start STORED ROWS
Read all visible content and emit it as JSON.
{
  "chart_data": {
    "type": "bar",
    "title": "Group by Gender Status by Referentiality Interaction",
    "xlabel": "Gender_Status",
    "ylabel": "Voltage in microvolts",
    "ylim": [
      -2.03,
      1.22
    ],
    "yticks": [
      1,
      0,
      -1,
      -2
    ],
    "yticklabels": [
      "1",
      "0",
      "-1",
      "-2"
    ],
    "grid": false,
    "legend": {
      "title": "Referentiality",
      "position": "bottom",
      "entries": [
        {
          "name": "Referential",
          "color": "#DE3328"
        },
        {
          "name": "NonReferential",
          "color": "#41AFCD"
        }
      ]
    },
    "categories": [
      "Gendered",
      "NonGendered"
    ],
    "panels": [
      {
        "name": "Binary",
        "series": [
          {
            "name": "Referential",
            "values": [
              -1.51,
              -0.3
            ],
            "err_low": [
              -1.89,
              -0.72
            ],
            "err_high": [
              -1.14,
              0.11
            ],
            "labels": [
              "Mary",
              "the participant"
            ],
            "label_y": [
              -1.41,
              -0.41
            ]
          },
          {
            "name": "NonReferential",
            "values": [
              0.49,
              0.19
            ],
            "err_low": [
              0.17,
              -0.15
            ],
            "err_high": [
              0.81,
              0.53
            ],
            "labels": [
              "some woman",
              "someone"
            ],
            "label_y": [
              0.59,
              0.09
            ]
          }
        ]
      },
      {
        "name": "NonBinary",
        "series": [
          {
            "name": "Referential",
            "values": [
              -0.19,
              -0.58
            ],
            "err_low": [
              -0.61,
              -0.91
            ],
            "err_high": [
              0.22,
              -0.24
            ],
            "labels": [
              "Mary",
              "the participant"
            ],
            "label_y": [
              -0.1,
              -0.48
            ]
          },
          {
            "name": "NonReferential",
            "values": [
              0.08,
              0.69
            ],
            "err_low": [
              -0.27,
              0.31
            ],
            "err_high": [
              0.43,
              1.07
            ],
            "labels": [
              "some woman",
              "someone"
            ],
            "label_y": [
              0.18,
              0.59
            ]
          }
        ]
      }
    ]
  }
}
end STORED ROWS
* [GIVEN EXERCISE] Output every entry shown above, exactly.

* [RESPONSE TO THE TASK]
Read all visible content and emit it as JSON.
{
  "chart_data": {
    "type": "bar",
    "title": "Group by Gender Status by Referentiality Interaction",
    "xlabel": "Gender_Status",
    "ylabel": "Voltage in microvolts",
    "ylim": [
      -2.03,
      1.22
    ],
    "yticks": [
      1,
      0,
      -1,
      -2
    ],
    "yticklabels": [
      "1",
      "0",
      "-1",
      "-2"
    ],
    "grid": false,
    "legend": {
      "title": "Referentiality",
      "position": "bottom",
      "entries": [
        {
          "name": "Referential",
          "color": "#DE3328"
        },
        {
          "name": "NonReferential",
          "color": "#41AFCD"
        }
      ]
    },
    "categories": [
      "Gendered",
      "NonGendered"
    ],
    "panels": [
      {
        "name": "Binary",
        "series": [
          {
            "name": "Referential",
            "values": [
              -1.51,
              -0.3
            ],
            "err_low": [
              -1.89,
              -0.72
            ],
            "err_high": [
              -1.14,
              0.11
            ],
            "labels": [
              "Mary",
              "the participant"
            ],
            "label_y": [
              -1.41,
              -0.41
            ]
          },
          {
            "name": "NonReferential",
            "values": [
              0.49,
              0.19
            ],
            "err_low": [
              0.17,
              -0.15
            ],
            "err_high": [
              0.81,
              0.53
            ],
            "labels": [
              "some woman",
              "someone"
            ],
            "label_y": [
              0.59,
              0.09
            ]
          }
        ]
      },
      {
        "name": "NonBinary",
        "series": [
          {
            "name": "Referential",
            "values": [
              -0.19,
              -0.58
            ],
            "err_low": [
              -0.61,
              -0.91
            ],
            "err_high": [
              0.22,
              -0.24
            ],
            "labels": [
              "Mary",
              "the participant"
            ],
            "label_y": [
              -0.1,
              -0.48
            ]
          },
          {
            "name": "NonReferential",
            "values": [
              0.08,
              0.69
            ],
            "err_low": [
              -0.27,
              0.31
            ],
            "err_high": [
              0.43,
              1.07
            ],
            "labels": [
              "some woman",
              "someone"
            ],
            "label_y": [
              0.18,
              0.59
            ]
          }
        ]
      }
    ]
  }
}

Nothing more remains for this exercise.